→ What is required:
Report every line from the material that contains the word "JSON".

→ Data shown:
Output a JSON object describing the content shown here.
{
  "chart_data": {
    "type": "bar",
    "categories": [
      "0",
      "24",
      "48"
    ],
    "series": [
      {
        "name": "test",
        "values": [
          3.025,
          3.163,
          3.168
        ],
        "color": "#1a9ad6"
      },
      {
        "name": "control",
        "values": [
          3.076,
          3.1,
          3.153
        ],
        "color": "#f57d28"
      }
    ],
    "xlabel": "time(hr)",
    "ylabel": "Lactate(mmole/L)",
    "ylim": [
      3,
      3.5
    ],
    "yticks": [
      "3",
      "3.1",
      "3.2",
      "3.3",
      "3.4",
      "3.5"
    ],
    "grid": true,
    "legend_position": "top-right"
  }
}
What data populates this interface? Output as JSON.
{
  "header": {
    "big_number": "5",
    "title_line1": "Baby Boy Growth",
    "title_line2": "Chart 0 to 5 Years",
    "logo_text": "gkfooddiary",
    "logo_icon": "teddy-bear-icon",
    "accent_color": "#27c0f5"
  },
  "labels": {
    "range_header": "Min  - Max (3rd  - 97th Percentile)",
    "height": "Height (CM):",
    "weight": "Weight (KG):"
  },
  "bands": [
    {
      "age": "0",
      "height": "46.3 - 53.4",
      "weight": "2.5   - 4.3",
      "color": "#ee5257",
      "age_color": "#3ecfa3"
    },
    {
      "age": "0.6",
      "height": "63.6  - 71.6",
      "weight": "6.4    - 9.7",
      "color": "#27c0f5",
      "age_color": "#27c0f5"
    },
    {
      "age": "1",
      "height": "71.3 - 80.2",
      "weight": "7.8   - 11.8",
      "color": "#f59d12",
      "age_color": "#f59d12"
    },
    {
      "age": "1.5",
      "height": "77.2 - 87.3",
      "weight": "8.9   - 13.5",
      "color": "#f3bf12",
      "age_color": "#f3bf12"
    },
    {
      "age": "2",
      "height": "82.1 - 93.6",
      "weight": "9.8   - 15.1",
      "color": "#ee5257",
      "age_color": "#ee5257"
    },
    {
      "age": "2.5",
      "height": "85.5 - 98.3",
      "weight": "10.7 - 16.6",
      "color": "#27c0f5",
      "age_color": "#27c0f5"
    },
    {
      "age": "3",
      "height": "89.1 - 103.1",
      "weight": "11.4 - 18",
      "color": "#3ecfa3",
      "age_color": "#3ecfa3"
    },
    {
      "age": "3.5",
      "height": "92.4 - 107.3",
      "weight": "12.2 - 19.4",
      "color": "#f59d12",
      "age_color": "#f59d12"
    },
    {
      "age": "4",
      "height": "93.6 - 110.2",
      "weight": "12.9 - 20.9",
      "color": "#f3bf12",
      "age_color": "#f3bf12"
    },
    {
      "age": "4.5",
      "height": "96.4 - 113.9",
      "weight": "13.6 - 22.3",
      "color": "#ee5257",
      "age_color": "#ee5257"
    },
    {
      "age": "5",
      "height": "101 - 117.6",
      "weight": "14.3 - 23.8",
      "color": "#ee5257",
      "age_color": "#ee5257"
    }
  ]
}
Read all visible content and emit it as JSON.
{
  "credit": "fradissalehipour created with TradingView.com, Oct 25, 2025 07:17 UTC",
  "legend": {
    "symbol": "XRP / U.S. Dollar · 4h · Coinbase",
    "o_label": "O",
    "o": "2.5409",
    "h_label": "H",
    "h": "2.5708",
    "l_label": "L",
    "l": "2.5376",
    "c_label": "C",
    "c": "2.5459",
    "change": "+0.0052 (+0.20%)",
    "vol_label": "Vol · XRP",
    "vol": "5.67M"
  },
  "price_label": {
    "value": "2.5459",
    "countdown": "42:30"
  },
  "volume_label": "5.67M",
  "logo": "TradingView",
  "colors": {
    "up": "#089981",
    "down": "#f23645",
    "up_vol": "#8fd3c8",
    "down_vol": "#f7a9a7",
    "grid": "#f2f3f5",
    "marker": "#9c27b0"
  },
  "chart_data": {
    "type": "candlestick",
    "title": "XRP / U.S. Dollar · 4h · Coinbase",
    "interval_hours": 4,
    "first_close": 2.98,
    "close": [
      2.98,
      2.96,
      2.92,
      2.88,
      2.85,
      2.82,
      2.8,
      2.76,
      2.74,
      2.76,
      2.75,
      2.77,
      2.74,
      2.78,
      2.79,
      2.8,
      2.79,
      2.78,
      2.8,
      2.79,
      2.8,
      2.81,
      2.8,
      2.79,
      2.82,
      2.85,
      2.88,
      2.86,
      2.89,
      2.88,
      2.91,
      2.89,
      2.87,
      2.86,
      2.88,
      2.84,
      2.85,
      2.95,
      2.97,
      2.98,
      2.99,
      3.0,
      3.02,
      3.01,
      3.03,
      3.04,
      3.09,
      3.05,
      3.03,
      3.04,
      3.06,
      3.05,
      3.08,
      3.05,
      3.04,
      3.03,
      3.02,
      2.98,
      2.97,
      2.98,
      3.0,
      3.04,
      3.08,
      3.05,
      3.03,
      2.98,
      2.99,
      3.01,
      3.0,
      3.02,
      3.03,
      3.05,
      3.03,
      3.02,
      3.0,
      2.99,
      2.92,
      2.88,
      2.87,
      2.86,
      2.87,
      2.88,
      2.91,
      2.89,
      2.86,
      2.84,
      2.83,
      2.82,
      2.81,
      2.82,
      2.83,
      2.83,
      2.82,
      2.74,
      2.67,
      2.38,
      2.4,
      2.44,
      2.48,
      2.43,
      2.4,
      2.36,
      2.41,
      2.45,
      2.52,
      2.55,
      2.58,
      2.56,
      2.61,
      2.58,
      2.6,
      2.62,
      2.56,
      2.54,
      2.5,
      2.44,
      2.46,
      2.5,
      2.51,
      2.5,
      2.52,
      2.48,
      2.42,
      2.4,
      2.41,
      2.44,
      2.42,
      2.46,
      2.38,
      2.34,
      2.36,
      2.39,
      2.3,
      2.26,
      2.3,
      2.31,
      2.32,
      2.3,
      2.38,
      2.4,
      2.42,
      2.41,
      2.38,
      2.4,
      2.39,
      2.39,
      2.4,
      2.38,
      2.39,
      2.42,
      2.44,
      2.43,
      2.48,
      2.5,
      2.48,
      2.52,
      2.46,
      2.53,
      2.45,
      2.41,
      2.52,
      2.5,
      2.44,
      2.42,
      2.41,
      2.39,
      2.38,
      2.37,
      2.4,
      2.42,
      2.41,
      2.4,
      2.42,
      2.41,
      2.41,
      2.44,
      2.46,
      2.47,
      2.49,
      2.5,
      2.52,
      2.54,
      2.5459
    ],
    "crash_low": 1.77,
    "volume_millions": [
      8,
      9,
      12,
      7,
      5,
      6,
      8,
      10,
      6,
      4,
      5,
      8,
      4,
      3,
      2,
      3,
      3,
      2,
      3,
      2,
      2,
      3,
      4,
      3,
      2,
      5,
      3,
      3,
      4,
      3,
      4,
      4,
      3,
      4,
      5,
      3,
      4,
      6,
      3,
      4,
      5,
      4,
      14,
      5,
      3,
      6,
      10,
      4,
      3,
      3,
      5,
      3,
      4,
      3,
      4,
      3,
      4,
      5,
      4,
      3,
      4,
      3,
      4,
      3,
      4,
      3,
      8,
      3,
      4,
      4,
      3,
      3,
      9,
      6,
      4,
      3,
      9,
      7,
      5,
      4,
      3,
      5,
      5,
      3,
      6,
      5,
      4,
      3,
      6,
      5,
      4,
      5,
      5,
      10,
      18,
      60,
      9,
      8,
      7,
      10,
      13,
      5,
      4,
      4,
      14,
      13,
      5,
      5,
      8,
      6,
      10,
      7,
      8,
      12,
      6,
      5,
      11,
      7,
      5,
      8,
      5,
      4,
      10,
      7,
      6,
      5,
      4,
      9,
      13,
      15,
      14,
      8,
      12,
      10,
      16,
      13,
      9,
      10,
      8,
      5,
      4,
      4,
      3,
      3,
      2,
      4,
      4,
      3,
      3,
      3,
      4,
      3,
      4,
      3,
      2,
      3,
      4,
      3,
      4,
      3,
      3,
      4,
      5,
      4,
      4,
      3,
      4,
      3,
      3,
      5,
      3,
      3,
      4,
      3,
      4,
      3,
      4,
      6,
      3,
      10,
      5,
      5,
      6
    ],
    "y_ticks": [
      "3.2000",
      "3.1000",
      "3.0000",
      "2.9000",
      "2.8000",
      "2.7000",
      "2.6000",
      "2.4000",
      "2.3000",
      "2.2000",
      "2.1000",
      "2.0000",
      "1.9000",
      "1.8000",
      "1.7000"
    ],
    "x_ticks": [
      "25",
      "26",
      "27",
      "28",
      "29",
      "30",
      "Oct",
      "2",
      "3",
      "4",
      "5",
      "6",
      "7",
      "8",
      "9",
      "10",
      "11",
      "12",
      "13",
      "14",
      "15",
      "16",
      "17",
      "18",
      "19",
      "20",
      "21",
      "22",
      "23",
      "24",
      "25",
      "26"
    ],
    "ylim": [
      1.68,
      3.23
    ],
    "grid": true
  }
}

→ Answer to the problem:
Output a JSON object describing the content shown here.
What data populates this interface? Output as JSON.
Read all visible content and emit it as JSON.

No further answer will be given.